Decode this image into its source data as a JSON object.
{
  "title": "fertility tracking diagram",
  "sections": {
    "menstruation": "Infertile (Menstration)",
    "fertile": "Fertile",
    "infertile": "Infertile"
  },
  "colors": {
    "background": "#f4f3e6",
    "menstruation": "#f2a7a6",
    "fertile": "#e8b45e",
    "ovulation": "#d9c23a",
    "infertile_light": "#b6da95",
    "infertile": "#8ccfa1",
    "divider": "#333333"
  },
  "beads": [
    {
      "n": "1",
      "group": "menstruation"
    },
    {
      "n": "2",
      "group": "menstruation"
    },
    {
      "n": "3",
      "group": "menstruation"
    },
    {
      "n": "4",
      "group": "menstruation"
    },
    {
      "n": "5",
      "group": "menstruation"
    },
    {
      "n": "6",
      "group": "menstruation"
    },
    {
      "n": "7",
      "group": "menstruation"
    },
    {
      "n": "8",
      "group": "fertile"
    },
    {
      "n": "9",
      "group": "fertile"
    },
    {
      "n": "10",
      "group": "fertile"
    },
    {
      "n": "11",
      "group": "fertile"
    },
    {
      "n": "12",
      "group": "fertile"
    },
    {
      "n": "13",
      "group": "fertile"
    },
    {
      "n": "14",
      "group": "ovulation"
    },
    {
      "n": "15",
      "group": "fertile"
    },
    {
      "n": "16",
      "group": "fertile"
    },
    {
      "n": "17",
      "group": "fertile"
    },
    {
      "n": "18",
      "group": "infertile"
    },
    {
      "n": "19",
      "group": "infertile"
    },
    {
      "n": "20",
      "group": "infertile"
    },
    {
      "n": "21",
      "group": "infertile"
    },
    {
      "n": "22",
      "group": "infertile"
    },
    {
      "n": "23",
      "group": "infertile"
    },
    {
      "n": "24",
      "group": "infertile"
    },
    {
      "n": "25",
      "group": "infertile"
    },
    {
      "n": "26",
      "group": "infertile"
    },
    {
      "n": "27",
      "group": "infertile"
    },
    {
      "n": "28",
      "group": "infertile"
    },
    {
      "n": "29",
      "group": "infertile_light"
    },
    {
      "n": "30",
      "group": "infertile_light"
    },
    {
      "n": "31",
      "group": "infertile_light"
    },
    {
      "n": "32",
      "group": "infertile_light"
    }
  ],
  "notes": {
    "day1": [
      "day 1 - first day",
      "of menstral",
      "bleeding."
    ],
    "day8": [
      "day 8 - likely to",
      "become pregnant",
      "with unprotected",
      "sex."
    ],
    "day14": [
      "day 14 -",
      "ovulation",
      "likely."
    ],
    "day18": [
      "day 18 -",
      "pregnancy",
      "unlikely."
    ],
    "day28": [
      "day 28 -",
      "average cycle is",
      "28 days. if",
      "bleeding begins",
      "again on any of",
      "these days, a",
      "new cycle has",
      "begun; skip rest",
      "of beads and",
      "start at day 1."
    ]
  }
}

===============

WHAT IS EXPECTED: Retype all of the material, keeping each line exact.

FULL SOLUTION:
Decode this image into its source data as a JSON object.
{
  "title": "fertility tracking diagram",
  "sections": {
    "menstruation": "Infertile (Menstration)",
    "fertile": "Fertile",
    "infertile": "Infertile"
  },
  "colors": {
    "background": "#f4f3e6",
    "menstruation": "#f2a7a6",
    "fertile": "#e8b45e",
    "ovulation": "#d9c23a",
    "infertile_light": "#b6da95",
    "infertile": "#8ccfa1",
    "divider": "#333333"
  },
  "beads": [
    {
      "n": "1",
      "group": "menstruation"
    },
    {
      "n": "2",
      "group": "menstruation"
    },
    {
      "n": "3",
      "group": "menstruation"
    },
    {
      "n": "4",
      "group": "menstruation"
    },
    {
      "n": "5",
      "group": "menstruation"
    },
    {
      "n": "6",
      "group": "menstruation"
    },
    {
      "n": "7",
      "group": "menstruation"
    },
    {
      "n": "8",
      "group": "fertile"
    },
    {
      "n": "9",
      "group": "fertile"
    },
    {
      "n": "10",
      "group": "fertile"
    },
    {
      "n": "11",
      "group": "fertile"
    },
    {
      "n": "12",
      "group": "fertile"
    },
    {
      "n": "13",
      "group": "fertile"
    },
    {
      "n": "14",
      "group": "ovulation"
    },
    {
      "n": "15",
      "group": "fertile"
    },
    {
      "n": "16",
      "group": "fertile"
    },
    {
      "n": "17",
      "group": "fertile"
    },
    {
      "n": "18",
      "group": "infertile"
    },
    {
      "n": "19",
      "group": "infertile"
    },
    {
      "n": "20",
      "group": "infertile"
    },
    {
      "n": "21",
      "group": "infertile"
    },
    {
      "n": "22",
      "group": "infertile"
    },
    {
      "n": "23",
      "group": "infertile"
    },
    {
      "n": "24",
      "group": "infertile"
    },
    {
      "n": "25",
      "group": "infertile"
    },
    {
      "n": "26",
      "group": "infertile"
    },
    {
      "n": "27",
      "group": "infertile"
    },
    {
      "n": "28",
      "group": "infertile"
    },
    {
      "n": "29",
      "group": "infertile_light"
    },
    {
      "n": "30",
      "group": "infertile_light"
    },
    {
      "n": "31",
      "group": "infertile_light"
    },
    {
      "n": "32",
      "group": "infertile_light"
    }
  ],
  "notes": {
    "day1": [
      "day 1 - first day",
      "of menstral",
      "bleeding."
    ],
    "day8": [
      "day 8 - likely to",
      "become pregnant",
      "with unprotected",
      "sex."
    ],
    "day14": [
      "day 14 -",
      "ovulation",
      "likely."
    ],
    "day18": [
      "day 18 -",
      "pregnancy",
      "unlikely."
    ],
    "day28": [
      "day 28 -",
      "average cycle is",
      "28 days. if",
      "bleeding begins",
      "again on any of",
      "these days, a",
      "new cycle has",
      "begun; skip rest",
      "of beads and",
      "start at day 1."
    ]
  }
}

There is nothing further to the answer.